SHORT TASK: Work through the data and report how many lines include the string "Last", giving the number alone.

TASK MATERIAL:
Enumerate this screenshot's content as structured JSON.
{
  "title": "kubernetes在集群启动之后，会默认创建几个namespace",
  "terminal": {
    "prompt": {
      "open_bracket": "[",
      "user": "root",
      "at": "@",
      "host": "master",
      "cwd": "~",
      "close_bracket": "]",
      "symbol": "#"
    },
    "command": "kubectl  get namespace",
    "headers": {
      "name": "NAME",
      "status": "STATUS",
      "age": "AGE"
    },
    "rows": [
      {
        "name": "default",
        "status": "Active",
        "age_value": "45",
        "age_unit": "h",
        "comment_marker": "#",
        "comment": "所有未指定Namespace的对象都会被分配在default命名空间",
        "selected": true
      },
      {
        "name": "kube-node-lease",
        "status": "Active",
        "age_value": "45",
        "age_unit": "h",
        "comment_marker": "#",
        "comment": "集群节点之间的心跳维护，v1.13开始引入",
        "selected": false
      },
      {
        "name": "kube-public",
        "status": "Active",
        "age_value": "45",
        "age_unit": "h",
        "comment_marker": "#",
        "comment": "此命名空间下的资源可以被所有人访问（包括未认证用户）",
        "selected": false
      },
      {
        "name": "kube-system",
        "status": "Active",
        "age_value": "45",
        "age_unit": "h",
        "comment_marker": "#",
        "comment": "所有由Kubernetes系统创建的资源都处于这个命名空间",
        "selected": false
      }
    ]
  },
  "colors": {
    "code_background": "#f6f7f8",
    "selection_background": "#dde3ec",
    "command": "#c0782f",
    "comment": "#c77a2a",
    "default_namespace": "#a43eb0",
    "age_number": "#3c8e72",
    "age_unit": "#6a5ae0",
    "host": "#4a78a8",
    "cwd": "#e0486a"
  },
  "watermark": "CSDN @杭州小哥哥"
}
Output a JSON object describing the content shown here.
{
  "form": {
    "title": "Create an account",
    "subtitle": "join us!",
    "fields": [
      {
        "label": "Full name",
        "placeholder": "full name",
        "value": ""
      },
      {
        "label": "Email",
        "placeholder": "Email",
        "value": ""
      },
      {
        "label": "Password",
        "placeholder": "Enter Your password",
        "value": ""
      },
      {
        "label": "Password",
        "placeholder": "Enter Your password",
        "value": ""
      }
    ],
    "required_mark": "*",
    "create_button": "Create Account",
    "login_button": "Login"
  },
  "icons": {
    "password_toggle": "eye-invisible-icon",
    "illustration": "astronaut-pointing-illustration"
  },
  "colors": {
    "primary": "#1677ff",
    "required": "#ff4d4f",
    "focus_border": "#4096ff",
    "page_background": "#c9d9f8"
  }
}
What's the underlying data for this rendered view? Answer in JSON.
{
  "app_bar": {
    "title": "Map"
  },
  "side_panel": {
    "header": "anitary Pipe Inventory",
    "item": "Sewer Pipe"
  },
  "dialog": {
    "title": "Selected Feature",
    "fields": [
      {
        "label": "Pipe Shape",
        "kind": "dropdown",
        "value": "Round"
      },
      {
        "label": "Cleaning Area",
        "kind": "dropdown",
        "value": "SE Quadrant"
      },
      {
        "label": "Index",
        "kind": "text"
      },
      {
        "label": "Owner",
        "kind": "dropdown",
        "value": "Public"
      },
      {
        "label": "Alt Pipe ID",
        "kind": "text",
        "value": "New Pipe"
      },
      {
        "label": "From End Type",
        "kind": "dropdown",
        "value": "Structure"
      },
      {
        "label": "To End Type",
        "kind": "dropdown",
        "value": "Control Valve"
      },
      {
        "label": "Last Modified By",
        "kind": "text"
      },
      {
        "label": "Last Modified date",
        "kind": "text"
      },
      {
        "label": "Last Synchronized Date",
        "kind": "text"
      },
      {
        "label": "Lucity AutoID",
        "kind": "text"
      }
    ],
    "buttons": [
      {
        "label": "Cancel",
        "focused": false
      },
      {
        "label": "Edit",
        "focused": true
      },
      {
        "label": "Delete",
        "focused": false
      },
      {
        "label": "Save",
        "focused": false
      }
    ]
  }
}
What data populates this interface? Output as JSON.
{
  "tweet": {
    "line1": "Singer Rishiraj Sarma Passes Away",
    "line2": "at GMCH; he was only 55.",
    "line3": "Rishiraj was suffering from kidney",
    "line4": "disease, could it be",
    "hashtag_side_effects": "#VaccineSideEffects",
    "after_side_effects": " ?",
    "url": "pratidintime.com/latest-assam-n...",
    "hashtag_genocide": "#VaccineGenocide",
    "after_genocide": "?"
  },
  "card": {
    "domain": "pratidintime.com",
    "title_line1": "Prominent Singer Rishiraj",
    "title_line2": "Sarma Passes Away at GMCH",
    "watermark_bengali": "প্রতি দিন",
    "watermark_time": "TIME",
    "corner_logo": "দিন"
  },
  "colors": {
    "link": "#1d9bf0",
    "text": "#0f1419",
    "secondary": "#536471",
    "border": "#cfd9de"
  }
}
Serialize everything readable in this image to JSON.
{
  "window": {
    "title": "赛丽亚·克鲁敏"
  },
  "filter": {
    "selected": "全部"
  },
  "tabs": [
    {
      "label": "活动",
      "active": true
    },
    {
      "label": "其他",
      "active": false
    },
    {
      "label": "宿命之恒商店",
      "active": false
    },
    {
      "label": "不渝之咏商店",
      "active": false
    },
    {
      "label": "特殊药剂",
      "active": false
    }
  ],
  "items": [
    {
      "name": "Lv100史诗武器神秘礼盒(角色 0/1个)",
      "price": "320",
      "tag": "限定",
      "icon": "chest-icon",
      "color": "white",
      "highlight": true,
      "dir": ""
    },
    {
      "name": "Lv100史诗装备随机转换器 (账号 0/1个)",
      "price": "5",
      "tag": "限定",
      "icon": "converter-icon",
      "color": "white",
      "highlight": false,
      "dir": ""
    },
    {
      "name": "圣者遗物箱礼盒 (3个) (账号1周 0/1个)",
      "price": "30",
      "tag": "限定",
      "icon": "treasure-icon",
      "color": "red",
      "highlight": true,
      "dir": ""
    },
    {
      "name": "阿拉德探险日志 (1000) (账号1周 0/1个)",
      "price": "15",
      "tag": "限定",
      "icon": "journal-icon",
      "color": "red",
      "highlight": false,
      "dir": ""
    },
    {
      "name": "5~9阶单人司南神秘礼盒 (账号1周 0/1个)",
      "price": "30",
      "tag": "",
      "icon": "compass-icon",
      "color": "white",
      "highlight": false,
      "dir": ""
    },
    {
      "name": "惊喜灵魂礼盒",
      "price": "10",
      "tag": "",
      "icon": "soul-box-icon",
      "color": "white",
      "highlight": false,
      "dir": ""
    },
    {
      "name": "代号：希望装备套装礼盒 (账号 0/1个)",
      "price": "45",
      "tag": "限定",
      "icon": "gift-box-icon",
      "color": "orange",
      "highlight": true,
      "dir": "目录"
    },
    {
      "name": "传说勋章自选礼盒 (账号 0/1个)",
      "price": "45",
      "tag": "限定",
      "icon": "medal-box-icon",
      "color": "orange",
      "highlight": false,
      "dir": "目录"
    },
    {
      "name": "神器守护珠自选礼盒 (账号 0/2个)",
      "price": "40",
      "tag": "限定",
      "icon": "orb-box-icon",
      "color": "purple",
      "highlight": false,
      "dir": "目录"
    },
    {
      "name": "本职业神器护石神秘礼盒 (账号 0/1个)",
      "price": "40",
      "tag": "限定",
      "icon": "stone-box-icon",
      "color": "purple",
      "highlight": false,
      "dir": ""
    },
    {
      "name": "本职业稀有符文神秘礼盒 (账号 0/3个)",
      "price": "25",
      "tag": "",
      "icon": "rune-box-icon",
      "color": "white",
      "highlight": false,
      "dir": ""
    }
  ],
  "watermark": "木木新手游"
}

SOLUTION BELOW: 3